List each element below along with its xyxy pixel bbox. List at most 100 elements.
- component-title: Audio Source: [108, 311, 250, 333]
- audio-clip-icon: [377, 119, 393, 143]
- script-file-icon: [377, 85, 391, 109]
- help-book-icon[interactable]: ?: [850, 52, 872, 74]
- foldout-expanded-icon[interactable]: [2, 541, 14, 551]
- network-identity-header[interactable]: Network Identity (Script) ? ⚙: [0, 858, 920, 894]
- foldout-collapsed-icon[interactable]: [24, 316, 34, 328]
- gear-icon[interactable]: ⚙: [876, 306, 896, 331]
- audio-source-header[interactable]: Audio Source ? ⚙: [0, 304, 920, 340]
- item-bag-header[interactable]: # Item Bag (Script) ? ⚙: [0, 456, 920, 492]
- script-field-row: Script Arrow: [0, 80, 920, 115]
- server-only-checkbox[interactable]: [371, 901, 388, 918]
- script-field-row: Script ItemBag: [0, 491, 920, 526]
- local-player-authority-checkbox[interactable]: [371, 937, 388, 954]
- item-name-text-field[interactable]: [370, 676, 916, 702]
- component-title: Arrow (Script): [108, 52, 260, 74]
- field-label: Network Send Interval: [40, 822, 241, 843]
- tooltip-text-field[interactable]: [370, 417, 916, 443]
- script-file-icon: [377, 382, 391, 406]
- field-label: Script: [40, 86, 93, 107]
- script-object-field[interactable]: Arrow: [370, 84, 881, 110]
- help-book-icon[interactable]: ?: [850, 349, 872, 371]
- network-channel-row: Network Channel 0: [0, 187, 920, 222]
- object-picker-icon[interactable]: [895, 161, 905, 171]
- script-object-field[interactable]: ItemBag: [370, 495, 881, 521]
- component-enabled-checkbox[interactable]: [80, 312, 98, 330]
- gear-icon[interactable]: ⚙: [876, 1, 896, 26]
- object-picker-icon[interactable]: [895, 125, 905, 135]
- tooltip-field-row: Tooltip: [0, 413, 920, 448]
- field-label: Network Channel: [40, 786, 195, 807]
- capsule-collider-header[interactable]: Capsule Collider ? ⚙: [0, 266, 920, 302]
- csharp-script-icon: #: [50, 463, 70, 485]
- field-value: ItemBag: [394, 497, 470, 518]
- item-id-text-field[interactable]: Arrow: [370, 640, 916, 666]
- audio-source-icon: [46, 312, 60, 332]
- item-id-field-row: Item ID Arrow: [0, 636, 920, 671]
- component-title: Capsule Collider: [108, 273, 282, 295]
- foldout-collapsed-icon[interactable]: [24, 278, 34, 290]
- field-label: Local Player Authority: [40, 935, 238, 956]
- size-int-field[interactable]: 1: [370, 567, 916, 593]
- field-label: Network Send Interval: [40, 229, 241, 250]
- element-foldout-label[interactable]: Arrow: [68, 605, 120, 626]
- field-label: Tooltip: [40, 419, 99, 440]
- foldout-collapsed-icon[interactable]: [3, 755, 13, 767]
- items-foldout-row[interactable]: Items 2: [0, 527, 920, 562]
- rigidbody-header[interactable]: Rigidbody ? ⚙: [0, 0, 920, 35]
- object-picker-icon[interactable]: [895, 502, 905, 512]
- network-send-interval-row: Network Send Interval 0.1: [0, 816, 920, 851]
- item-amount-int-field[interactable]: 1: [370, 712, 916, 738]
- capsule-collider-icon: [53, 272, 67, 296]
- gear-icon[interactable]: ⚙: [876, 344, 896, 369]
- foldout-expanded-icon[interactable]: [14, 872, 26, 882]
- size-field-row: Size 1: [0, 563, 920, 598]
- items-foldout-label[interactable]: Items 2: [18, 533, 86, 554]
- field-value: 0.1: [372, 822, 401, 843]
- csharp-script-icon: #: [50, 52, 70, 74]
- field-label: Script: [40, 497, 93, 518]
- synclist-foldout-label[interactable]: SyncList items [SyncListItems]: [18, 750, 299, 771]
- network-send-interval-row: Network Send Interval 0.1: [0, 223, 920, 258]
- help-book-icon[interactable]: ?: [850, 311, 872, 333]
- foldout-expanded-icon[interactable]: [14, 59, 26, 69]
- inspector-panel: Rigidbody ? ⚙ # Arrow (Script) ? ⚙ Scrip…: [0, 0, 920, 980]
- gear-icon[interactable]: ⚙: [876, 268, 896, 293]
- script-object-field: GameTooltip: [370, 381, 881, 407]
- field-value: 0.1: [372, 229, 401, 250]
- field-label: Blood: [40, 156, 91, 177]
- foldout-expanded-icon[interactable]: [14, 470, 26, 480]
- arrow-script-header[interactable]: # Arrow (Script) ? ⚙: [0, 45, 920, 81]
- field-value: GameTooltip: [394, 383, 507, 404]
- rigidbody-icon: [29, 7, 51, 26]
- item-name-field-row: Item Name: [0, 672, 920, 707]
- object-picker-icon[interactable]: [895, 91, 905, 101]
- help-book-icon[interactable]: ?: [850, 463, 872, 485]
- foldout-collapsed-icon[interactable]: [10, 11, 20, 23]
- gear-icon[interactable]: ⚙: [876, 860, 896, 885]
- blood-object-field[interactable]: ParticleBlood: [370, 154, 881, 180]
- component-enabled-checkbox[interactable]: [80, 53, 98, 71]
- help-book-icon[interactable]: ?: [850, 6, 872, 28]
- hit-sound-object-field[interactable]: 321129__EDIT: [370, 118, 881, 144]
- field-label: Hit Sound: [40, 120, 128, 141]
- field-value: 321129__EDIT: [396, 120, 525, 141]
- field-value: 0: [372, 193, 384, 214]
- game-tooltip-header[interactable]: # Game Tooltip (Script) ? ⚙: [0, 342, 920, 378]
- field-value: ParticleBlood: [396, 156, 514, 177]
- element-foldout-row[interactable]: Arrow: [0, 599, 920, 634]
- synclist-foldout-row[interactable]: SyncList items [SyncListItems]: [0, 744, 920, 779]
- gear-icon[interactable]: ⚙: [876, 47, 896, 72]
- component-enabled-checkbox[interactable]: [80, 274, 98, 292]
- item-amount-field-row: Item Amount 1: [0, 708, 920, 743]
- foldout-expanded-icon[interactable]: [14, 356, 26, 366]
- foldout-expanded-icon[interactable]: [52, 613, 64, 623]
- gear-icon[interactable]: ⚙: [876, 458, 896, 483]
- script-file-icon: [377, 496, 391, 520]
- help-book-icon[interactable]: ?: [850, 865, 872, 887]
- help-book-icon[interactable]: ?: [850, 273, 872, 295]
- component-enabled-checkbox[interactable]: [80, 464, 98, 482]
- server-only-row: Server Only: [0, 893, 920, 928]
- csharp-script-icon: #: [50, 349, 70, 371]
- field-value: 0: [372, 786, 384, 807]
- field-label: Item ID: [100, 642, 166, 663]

→ Requirements
Reproduce every line of the records above verbatim, leaving nothing out and changing nothing.

→ Task output
List each element below along with its xyxy pixel bbox. List at most 100 elements.
- component-title: Audio Source: [108, 311, 250, 333]
- audio-clip-icon: [377, 119, 393, 143]
- script-file-icon: [377, 85, 391, 109]
- help-book-icon[interactable]: ?: [850, 52, 872, 74]
- foldout-expanded-icon[interactable]: [2, 541, 14, 551]
- network-identity-header[interactable]: Network Identity (Script) ? ⚙: [0, 858, 920, 894]
- foldout-collapsed-icon[interactable]: [24, 316, 34, 328]
- gear-icon[interactable]: ⚙: [876, 306, 896, 331]
- audio-source-header[interactable]: Audio Source ? ⚙: [0, 304, 920, 340]
- item-bag-header[interactable]: # Item Bag (Script) ? ⚙: [0, 456, 920, 492]
- script-field-row: Script Arrow: [0, 80, 920, 115]
- server-only-checkbox[interactable]: [371, 901, 388, 918]
- script-field-row: Script ItemBag: [0, 491, 920, 526]
- local-player-authority-checkbox[interactable]: [371, 937, 388, 954]
- item-name-text-field[interactable]: [370, 676, 916, 702]
- component-title: Arrow (Script): [108, 52, 260, 74]
- field-label: Network Send Interval: [40, 822, 241, 843]
- tooltip-text-field[interactable]: [370, 417, 916, 443]
- script-file-icon: [377, 382, 391, 406]
- field-label: Script: [40, 86, 93, 107]
- script-object-field[interactable]: Arrow: [370, 84, 881, 110]
- help-book-icon[interactable]: ?: [850, 349, 872, 371]
- network-channel-row: Network Channel 0: [0, 187, 920, 222]
- object-picker-icon[interactable]: [895, 161, 905, 171]
- script-object-field[interactable]: ItemBag: [370, 495, 881, 521]
- component-enabled-checkbox[interactable]: [80, 312, 98, 330]
- gear-icon[interactable]: ⚙: [876, 1, 896, 26]
- object-picker-icon[interactable]: [895, 125, 905, 135]
- tooltip-field-row: Tooltip: [0, 413, 920, 448]
- field-label: Network Channel: [40, 786, 195, 807]
- capsule-collider-header[interactable]: Capsule Collider ? ⚙: [0, 266, 920, 302]
- csharp-script-icon: #: [50, 463, 70, 485]
- field-value: ItemBag: [394, 497, 470, 518]
- item-id-text-field[interactable]: Arrow: [370, 640, 916, 666]
- audio-source-icon: [46, 312, 60, 332]
- item-id-field-row: Item ID Arrow: [0, 636, 920, 671]
- component-title: Capsule Collider: [108, 273, 282, 295]
- foldout-collapsed-icon[interactable]: [24, 278, 34, 290]
- field-label: Local Player Authority: [40, 935, 238, 956]
- size-int-field[interactable]: 1: [370, 567, 916, 593]
- field-label: Network Send Interval: [40, 229, 241, 250]
- element-foldout-label[interactable]: Arrow: [68, 605, 120, 626]
- field-label: Tooltip: [40, 419, 99, 440]
- foldout-collapsed-icon[interactable]: [3, 755, 13, 767]
- items-foldout-row[interactable]: Items 2: [0, 527, 920, 562]
- rigidbody-header[interactable]: Rigidbody ? ⚙: [0, 0, 920, 35]
- object-picker-icon[interactable]: [895, 502, 905, 512]
- network-send-interval-row: Network Send Interval 0.1: [0, 816, 920, 851]
- item-amount-int-field[interactable]: 1: [370, 712, 916, 738]
- capsule-collider-icon: [53, 272, 67, 296]
- gear-icon[interactable]: ⚙: [876, 344, 896, 369]
- foldout-expanded-icon[interactable]: [14, 872, 26, 882]
- size-field-row: Size 1: [0, 563, 920, 598]
- items-foldout-label[interactable]: Items 2: [18, 533, 86, 554]
- field-value: 0.1: [372, 822, 401, 843]
- csharp-script-icon: #: [50, 52, 70, 74]
- field-label: Script: [40, 497, 93, 518]
- synclist-foldout-label[interactable]: SyncList items [SyncListItems]: [18, 750, 299, 771]
- network-send-interval-row: Network Send Interval 0.1: [0, 223, 920, 258]
- help-book-icon[interactable]: ?: [850, 311, 872, 333]
- foldout-expanded-icon[interactable]: [14, 59, 26, 69]
- inspector-panel: Rigidbody ? ⚙ # Arrow (Script) ? ⚙ Scrip…: [0, 0, 920, 980]
- gear-icon[interactable]: ⚙: [876, 268, 896, 293]
- script-object-field: GameTooltip: [370, 381, 881, 407]
- field-value: 0.1: [372, 229, 401, 250]
- field-label: Blood: [40, 156, 91, 177]
- foldout-expanded-icon[interactable]: [14, 470, 26, 480]
- arrow-script-header[interactable]: # Arrow (Script) ? ⚙: [0, 45, 920, 81]
- field-value: GameTooltip: [394, 383, 507, 404]
- rigidbody-icon: [29, 7, 51, 26]
- item-name-field-row: Item Name: [0, 672, 920, 707]
- object-picker-icon[interactable]: [895, 91, 905, 101]
- help-book-icon[interactable]: ?: [850, 463, 872, 485]
- foldout-collapsed-icon[interactable]: [10, 11, 20, 23]
- gear-icon[interactable]: ⚙: [876, 860, 896, 885]
- blood-object-field[interactable]: ParticleBlood: [370, 154, 881, 180]
- component-enabled-checkbox[interactable]: [80, 53, 98, 71]
- help-book-icon[interactable]: ?: [850, 6, 872, 28]
- hit-sound-object-field[interactable]: 321129__EDIT: [370, 118, 881, 144]
- field-label: Hit Sound: [40, 120, 128, 141]
- field-value: 321129__EDIT: [396, 120, 525, 141]
- field-value: 0: [372, 193, 384, 214]
- game-tooltip-header[interactable]: # Game Tooltip (Script) ? ⚙: [0, 342, 920, 378]
- field-value: ParticleBlood: [396, 156, 514, 177]
- element-foldout-row[interactable]: Arrow: [0, 599, 920, 634]
- synclist-foldout-row[interactable]: SyncList items [SyncListItems]: [0, 744, 920, 779]
- gear-icon[interactable]: ⚙: [876, 47, 896, 72]
- component-enabled-checkbox[interactable]: [80, 274, 98, 292]
- item-amount-field-row: Item Amount 1: [0, 708, 920, 743]
- foldout-expanded-icon[interactable]: [14, 356, 26, 366]
- foldout-expanded-icon[interactable]: [52, 613, 64, 623]
- gear-icon[interactable]: ⚙: [876, 458, 896, 483]
- script-file-icon: [377, 496, 391, 520]
- help-book-icon[interactable]: ?: [850, 865, 872, 887]
- help-book-icon[interactable]: ?: [850, 273, 872, 295]
- component-enabled-checkbox[interactable]: [80, 464, 98, 482]
- server-only-row: Server Only: [0, 893, 920, 928]
- csharp-script-icon: #: [50, 349, 70, 371]
- field-value: 0: [372, 786, 384, 807]
- field-label: Item ID: [100, 642, 166, 663]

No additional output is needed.